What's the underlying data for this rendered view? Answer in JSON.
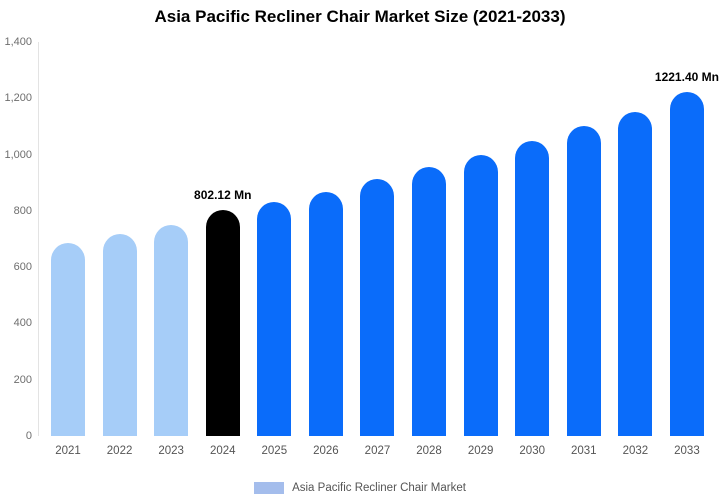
{
  "chart_data": {
    "type": "bar",
    "title": "Asia Pacific Recliner Chair Market Size (2021-2033)",
    "categories": [
      "2021",
      "2022",
      "2023",
      "2024",
      "2025",
      "2026",
      "2027",
      "2028",
      "2029",
      "2030",
      "2031",
      "2032",
      "2033"
    ],
    "values": [
      685,
      717,
      750,
      802.12,
      830,
      868,
      912,
      955,
      1000,
      1048,
      1100,
      1152,
      1221.4
    ],
    "bar_labels": [
      "",
      "",
      "",
      "802.12 Mn",
      "",
      "",
      "",
      "",
      "",
      "",
      "",
      "",
      "1221.40 Mn"
    ],
    "bar_colors": [
      "#A6CDF8",
      "#A6CDF8",
      "#A6CDF8",
      "#000000",
      "#0A6CFA",
      "#0A6CFA",
      "#0A6CFA",
      "#0A6CFA",
      "#0A6CFA",
      "#0A6CFA",
      "#0A6CFA",
      "#0A6CFA",
      "#0A6CFA"
    ],
    "ylim": [
      0,
      1400
    ],
    "yticks": [
      {
        "value": 0,
        "label": "0"
      },
      {
        "value": 200,
        "label": "200"
      },
      {
        "value": 400,
        "label": "400"
      },
      {
        "value": 600,
        "label": "600"
      },
      {
        "value": 800,
        "label": "800"
      },
      {
        "value": 1000,
        "label": "1,000"
      },
      {
        "value": 1200,
        "label": "1,200"
      },
      {
        "value": 1400,
        "label": "1,400"
      }
    ],
    "grid": false,
    "legend_position": "bottom-center",
    "legend": [
      {
        "label": "Asia Pacific Recliner Chair Market",
        "swatch_color": "#A4BDEC"
      }
    ]
  }
}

○ ○ ○

*What the task requires*: Look through the entries and return every line where "Chair" appears.

*Complete output*:
    "title": "Asia Pacific Recliner Chair Market Size (2021-2033)",
        "label": "Asia Pacific Recliner Chair Market",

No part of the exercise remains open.